EXERCISE
Determine the number of lines in the listing below where the string "source" occurs; answer with the number alone.

Data entries for graphics

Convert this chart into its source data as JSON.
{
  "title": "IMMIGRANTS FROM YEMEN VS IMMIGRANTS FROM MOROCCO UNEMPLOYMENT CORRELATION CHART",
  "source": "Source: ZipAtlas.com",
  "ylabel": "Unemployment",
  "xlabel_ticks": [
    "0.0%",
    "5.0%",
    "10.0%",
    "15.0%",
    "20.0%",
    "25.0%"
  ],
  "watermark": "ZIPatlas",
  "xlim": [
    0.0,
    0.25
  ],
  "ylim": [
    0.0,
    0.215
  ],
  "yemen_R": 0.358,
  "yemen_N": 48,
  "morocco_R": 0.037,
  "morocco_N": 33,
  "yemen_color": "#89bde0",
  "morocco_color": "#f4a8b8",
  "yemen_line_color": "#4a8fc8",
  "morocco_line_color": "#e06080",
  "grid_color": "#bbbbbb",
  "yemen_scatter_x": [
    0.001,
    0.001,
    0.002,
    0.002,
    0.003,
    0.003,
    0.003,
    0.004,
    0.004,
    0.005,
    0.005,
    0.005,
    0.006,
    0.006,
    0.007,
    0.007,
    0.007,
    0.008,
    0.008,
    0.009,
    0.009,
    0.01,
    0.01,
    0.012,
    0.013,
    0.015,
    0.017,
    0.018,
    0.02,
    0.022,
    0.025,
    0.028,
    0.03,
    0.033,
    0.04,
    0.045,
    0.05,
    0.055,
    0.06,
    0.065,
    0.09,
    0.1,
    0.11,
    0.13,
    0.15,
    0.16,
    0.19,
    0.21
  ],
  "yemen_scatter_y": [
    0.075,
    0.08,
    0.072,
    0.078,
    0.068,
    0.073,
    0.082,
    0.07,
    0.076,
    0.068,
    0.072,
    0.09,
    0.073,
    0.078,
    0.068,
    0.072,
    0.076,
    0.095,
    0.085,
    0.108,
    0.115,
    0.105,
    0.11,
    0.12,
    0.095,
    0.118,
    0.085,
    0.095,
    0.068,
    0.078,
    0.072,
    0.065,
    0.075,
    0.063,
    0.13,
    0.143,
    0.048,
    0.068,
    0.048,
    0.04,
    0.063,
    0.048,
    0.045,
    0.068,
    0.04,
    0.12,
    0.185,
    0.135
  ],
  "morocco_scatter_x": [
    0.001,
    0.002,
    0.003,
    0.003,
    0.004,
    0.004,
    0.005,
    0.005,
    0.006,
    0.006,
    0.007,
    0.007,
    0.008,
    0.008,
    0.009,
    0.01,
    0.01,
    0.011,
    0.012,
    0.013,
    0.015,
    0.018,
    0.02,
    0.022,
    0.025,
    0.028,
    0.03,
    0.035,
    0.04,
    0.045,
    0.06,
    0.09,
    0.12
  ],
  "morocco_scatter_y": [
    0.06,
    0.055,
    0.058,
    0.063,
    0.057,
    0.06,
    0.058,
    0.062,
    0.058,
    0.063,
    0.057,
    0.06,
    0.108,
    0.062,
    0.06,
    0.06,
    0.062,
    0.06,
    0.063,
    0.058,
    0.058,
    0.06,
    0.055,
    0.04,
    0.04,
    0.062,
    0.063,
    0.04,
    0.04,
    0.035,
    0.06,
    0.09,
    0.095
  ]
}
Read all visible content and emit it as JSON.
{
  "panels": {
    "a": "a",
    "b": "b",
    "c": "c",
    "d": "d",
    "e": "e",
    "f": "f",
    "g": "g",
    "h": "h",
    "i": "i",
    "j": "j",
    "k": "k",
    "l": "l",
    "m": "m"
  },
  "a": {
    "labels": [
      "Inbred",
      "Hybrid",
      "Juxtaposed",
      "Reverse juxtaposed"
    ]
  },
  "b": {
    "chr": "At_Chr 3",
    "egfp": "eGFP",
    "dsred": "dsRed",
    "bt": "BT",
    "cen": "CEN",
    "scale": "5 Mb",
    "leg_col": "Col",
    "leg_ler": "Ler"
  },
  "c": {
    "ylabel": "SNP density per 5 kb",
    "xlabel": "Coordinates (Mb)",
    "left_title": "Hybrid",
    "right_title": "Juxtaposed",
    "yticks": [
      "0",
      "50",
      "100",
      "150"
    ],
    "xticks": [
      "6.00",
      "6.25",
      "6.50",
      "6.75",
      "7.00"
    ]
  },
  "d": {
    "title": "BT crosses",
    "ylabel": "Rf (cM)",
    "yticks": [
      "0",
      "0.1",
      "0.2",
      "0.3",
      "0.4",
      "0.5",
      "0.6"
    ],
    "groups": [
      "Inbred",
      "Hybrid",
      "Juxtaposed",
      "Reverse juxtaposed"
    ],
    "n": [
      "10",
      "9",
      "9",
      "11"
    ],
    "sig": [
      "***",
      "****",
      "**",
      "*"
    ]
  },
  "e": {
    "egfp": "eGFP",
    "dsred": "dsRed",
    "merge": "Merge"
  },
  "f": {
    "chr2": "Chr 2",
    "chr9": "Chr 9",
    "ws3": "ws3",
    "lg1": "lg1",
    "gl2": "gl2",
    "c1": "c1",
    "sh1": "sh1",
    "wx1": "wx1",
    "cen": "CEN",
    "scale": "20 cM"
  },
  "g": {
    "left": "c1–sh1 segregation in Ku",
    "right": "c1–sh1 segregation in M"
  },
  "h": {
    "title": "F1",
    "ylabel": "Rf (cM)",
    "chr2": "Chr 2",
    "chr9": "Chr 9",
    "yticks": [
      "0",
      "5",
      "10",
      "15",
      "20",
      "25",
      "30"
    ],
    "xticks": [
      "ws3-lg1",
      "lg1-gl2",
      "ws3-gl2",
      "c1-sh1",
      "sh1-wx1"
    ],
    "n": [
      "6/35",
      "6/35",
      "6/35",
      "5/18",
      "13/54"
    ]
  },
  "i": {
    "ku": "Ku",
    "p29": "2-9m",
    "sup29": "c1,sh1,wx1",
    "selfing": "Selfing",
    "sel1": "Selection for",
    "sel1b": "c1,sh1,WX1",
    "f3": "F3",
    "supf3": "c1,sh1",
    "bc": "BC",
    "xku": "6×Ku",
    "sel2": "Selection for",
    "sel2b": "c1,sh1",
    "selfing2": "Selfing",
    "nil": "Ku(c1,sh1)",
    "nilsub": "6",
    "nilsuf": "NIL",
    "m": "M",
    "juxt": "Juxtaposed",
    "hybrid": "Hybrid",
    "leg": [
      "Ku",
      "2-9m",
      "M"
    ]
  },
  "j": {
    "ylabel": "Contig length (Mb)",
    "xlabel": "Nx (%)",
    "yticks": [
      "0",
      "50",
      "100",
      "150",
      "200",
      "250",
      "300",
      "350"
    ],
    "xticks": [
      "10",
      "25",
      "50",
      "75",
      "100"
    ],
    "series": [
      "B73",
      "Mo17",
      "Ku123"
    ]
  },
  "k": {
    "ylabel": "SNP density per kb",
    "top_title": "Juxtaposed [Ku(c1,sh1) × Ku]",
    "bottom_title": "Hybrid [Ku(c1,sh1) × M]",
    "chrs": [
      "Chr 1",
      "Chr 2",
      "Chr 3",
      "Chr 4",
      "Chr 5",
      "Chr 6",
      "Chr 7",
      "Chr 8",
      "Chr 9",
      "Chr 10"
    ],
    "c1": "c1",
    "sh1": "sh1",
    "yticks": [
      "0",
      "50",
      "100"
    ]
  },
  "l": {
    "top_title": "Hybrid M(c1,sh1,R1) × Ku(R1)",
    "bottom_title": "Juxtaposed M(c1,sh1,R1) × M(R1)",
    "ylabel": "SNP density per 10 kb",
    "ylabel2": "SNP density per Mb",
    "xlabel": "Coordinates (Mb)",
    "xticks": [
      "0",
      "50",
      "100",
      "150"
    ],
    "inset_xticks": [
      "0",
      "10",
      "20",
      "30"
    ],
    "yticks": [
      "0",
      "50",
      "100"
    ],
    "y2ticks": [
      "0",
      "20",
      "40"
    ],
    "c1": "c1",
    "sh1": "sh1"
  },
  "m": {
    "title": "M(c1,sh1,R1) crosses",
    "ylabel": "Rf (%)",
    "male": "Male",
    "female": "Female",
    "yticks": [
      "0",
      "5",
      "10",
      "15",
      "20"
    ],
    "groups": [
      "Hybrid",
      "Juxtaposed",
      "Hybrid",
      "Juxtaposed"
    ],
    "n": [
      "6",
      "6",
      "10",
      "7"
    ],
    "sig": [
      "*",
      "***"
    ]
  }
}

TASK OUTPUT
2